Data in this exercise Start Marker

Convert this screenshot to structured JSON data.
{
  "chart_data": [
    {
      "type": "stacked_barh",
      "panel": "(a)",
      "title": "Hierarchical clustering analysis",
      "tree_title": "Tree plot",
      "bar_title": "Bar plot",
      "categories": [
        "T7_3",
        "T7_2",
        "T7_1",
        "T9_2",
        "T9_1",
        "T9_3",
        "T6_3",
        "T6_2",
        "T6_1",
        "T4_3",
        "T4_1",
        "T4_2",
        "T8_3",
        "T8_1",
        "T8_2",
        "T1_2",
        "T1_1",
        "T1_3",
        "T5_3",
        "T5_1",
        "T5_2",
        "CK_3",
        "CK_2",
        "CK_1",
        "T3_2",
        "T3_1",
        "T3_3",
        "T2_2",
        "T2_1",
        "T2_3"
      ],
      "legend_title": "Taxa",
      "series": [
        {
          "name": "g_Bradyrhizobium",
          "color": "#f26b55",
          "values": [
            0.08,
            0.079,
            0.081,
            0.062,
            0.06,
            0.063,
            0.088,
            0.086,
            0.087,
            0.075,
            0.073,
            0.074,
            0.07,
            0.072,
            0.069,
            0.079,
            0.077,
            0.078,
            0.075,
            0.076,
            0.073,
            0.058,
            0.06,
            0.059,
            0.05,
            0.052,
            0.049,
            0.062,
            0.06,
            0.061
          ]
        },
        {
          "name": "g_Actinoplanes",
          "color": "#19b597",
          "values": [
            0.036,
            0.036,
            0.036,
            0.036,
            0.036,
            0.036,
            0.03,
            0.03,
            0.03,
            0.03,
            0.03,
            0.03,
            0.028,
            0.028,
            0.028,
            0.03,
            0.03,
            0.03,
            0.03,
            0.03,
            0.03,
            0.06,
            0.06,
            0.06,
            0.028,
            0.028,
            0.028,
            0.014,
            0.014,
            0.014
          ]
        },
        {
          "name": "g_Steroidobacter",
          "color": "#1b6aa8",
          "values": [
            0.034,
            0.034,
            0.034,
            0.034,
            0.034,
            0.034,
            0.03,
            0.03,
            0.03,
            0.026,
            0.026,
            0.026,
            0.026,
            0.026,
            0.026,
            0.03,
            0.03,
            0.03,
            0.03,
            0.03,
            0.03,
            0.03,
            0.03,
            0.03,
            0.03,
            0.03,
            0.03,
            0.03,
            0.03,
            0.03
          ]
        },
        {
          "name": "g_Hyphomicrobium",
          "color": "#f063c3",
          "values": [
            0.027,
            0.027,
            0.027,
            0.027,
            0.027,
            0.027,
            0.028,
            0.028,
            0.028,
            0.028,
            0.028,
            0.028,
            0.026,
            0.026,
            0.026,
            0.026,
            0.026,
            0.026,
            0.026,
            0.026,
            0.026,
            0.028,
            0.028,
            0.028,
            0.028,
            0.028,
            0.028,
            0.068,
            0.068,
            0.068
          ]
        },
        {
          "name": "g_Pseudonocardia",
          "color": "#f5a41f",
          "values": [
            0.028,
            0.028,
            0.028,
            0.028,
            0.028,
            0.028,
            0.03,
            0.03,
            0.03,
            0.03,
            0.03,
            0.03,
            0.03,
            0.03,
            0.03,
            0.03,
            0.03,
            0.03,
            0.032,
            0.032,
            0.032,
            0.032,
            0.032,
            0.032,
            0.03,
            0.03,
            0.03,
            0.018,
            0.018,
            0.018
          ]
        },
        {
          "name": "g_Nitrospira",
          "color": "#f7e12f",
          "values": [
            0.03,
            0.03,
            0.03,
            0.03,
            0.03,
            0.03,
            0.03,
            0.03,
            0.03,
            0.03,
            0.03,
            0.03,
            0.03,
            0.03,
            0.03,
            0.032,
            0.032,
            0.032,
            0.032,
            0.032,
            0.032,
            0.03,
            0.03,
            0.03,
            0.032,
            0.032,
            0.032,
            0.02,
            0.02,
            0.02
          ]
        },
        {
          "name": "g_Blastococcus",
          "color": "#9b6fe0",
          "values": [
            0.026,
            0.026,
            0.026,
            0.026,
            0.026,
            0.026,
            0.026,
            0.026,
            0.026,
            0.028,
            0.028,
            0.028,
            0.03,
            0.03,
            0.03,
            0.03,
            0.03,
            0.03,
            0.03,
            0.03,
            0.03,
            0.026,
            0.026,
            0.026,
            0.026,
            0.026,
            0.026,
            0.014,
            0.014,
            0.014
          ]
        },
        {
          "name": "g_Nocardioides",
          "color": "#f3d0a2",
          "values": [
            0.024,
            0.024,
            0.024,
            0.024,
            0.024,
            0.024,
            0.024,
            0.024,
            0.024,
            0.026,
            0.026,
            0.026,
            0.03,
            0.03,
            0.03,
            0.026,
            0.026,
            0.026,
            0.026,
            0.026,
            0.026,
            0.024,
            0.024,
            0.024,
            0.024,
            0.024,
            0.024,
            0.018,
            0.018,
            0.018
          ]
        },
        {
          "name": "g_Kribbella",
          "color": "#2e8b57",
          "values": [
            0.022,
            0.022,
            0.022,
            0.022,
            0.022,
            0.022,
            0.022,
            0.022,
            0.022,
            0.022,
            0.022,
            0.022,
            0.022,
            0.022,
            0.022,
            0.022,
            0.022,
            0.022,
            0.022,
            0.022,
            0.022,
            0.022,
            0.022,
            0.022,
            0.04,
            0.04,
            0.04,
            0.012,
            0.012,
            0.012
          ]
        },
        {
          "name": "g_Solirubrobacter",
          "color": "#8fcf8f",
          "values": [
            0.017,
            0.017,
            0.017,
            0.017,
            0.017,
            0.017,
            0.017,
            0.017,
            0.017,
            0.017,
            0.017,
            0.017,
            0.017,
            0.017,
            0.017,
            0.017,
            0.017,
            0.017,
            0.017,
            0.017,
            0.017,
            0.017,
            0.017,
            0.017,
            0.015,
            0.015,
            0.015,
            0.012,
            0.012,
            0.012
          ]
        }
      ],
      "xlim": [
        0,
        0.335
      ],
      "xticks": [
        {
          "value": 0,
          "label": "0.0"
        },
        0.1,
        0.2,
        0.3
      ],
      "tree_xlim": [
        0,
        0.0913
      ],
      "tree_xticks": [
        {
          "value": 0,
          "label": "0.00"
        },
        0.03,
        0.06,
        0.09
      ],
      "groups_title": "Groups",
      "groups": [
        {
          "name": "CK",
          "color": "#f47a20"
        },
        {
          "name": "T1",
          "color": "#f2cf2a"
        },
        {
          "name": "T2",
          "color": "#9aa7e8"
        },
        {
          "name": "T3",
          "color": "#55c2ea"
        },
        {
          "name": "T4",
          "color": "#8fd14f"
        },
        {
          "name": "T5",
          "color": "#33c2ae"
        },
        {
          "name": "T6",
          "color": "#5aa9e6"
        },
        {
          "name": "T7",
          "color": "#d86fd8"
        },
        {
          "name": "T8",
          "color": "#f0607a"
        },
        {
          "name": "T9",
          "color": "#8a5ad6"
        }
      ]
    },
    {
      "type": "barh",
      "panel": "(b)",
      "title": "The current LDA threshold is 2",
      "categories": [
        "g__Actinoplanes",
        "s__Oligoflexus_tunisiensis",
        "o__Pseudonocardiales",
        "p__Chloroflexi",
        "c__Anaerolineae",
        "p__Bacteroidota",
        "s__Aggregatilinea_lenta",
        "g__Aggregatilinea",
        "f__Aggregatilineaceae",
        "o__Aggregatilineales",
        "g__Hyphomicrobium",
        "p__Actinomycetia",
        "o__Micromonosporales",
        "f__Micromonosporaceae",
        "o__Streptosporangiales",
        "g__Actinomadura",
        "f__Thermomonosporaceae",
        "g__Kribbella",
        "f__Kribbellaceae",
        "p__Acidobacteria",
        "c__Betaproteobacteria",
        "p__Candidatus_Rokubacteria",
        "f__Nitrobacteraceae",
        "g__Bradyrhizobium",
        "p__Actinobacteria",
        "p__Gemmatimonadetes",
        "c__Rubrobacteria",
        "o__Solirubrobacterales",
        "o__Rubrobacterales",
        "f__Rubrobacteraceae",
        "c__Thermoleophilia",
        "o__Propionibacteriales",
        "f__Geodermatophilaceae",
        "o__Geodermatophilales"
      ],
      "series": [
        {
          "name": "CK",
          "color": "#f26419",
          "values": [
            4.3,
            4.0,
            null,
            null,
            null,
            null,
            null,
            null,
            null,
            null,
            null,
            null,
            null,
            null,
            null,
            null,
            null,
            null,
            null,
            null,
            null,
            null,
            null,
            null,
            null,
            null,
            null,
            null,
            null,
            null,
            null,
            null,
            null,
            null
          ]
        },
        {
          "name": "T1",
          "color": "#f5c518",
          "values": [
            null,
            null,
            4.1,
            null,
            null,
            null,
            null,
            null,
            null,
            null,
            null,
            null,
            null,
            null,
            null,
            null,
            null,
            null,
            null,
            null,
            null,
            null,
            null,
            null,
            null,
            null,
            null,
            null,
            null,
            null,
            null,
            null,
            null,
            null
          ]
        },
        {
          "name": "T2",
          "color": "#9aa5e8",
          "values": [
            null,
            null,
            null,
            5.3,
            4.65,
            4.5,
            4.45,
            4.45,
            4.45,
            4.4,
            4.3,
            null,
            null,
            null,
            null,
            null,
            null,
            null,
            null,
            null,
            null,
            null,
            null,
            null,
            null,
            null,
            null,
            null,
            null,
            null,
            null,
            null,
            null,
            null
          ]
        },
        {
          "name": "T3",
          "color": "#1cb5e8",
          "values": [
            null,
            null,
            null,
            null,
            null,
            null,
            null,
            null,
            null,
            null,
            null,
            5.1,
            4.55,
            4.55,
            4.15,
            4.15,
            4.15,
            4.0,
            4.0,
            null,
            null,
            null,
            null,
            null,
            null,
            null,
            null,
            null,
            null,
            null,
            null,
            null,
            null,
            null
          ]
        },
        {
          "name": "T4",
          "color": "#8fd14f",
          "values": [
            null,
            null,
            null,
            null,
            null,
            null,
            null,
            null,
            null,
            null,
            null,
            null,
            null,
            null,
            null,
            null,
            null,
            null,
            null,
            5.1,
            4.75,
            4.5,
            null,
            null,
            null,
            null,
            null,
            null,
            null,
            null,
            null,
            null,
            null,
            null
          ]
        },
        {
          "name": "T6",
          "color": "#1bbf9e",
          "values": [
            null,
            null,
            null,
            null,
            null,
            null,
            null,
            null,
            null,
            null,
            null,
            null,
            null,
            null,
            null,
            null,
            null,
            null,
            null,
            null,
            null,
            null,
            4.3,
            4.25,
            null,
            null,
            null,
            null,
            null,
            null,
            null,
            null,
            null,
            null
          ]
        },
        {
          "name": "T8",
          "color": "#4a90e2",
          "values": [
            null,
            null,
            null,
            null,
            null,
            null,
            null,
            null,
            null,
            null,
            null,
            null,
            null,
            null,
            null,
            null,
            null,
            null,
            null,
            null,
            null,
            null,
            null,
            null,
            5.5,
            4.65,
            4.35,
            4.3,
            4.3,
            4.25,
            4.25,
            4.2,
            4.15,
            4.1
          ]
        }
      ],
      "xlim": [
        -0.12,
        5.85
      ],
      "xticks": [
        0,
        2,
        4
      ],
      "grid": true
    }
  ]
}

Data in this exercise End Marker

What to do: Tell me how many lines of the records include the word "plot", and say nothing else.

Expected output: 2